— Begin —
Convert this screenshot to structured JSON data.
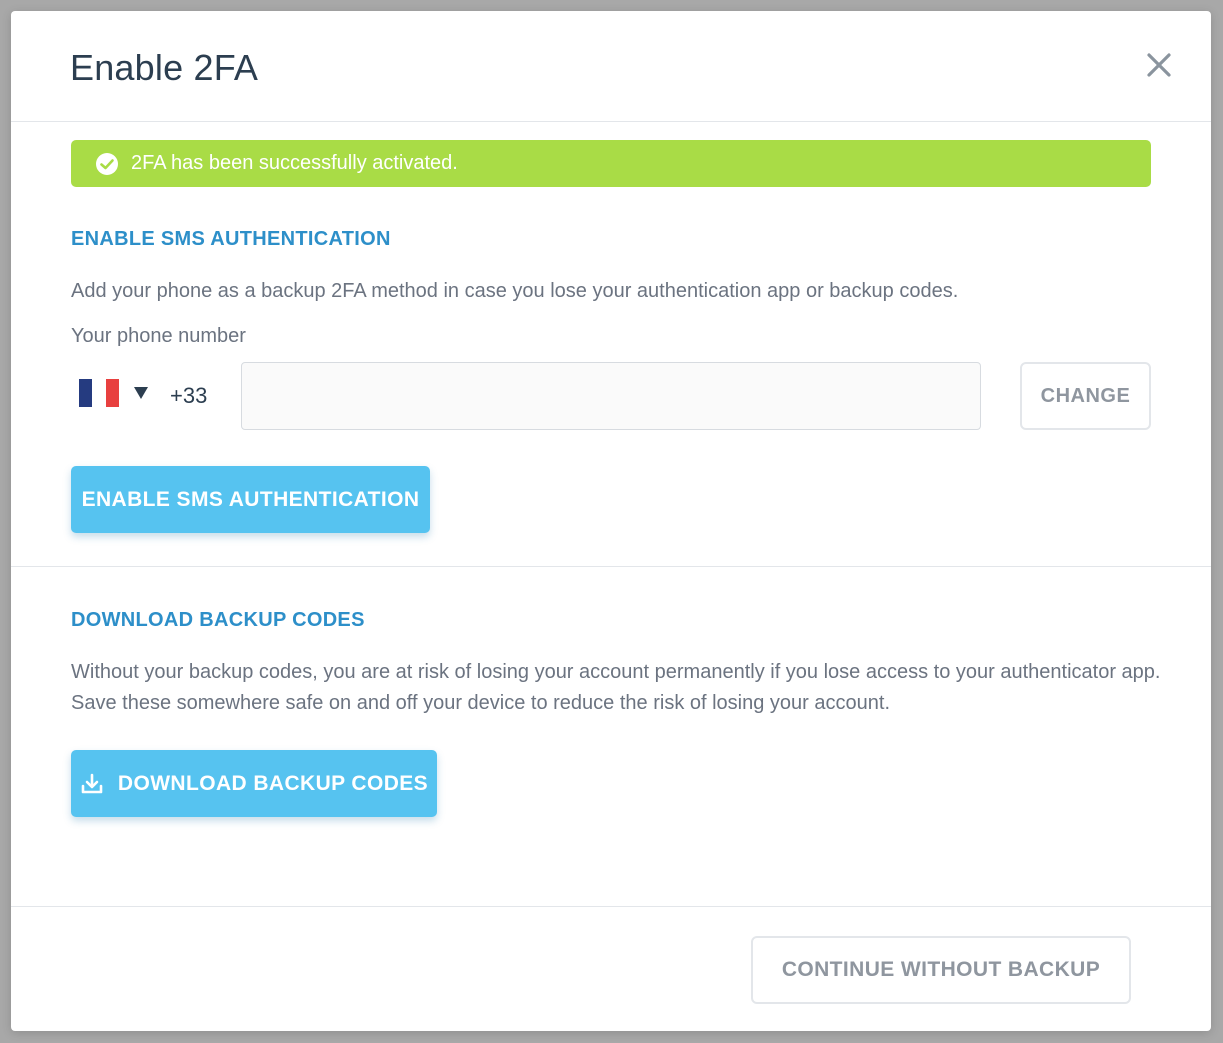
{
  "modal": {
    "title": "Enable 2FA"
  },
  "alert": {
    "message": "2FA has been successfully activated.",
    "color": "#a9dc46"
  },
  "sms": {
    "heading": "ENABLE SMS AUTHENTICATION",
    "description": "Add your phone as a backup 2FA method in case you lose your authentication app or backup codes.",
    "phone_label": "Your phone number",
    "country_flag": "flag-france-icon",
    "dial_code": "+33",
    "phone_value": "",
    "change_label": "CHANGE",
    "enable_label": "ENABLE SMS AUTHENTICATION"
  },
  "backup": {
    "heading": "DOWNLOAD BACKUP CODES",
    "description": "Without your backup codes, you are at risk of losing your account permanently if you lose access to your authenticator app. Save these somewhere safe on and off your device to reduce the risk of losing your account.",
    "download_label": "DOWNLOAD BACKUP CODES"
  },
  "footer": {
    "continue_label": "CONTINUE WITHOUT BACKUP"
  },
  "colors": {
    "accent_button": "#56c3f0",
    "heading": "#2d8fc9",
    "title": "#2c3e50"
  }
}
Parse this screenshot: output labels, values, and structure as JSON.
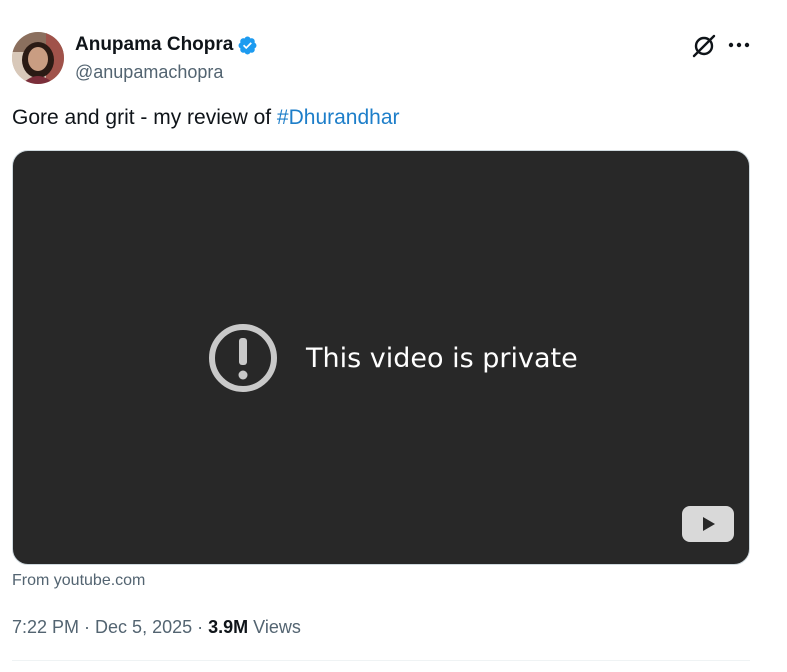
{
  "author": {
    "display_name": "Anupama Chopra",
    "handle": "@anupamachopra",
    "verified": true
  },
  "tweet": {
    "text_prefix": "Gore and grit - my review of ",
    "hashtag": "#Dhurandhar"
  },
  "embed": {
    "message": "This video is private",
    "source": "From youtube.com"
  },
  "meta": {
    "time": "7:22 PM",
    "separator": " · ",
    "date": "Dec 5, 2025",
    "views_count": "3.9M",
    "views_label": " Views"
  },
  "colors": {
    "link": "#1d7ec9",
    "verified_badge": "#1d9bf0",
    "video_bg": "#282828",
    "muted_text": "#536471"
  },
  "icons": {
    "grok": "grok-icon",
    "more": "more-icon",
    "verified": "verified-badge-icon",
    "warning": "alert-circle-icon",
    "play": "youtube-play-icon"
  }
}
— End —
Return each line exactly as written. Any picture gets left out.

Convert this screenshot to structured JSON data.
{
  "modal": {
    "title": "Enable 2FA"
  },
  "alert": {
    "message": "2FA has been successfully activated.",
    "color": "#a9dc46"
  },
  "sms": {
    "heading": "ENABLE SMS AUTHENTICATION",
    "description": "Add your phone as a backup 2FA method in case you lose your authentication app or backup codes.",
    "phone_label": "Your phone number",
    "country_flag": "flag-france-icon",
    "dial_code": "+33",
    "phone_value": "",
    "change_label": "CHANGE",
    "enable_label": "ENABLE SMS AUTHENTICATION"
  },
  "backup": {
    "heading": "DOWNLOAD BACKUP CODES",
    "description": "Without your backup codes, you are at risk of losing your account permanently if you lose access to your authenticator app. Save these somewhere safe on and off your device to reduce the risk of losing your account.",
    "download_label": "DOWNLOAD BACKUP CODES"
  },
  "footer": {
    "continue_label": "CONTINUE WITHOUT BACKUP"
  },
  "colors": {
    "accent_button": "#56c3f0",
    "heading": "#2d8fc9",
    "title": "#2c3e50"
  }
}
Parse this screenshot: output labels, values, and structure as JSON.
{
  "author": {
    "display_name": "Anupama Chopra",
    "handle": "@anupamachopra",
    "verified": true
  },
  "tweet": {
    "text_prefix": "Gore and grit - my review of ",
    "hashtag": "#Dhurandhar"
  },
  "embed": {
    "message": "This video is private",
    "source": "From youtube.com"
  },
  "meta": {
    "time": "7:22 PM",
    "separator": " · ",
    "date": "Dec 5, 2025",
    "views_count": "3.9M",
    "views_label": " Views"
  },
  "colors": {
    "link": "#1d7ec9",
    "verified_badge": "#1d9bf0",
    "video_bg": "#282828",
    "muted_text": "#536471"
  },
  "icons": {
    "grok": "grok-icon",
    "more": "more-icon",
    "verified": "verified-badge-icon",
    "warning": "alert-circle-icon",
    "play": "youtube-play-icon"
  }
}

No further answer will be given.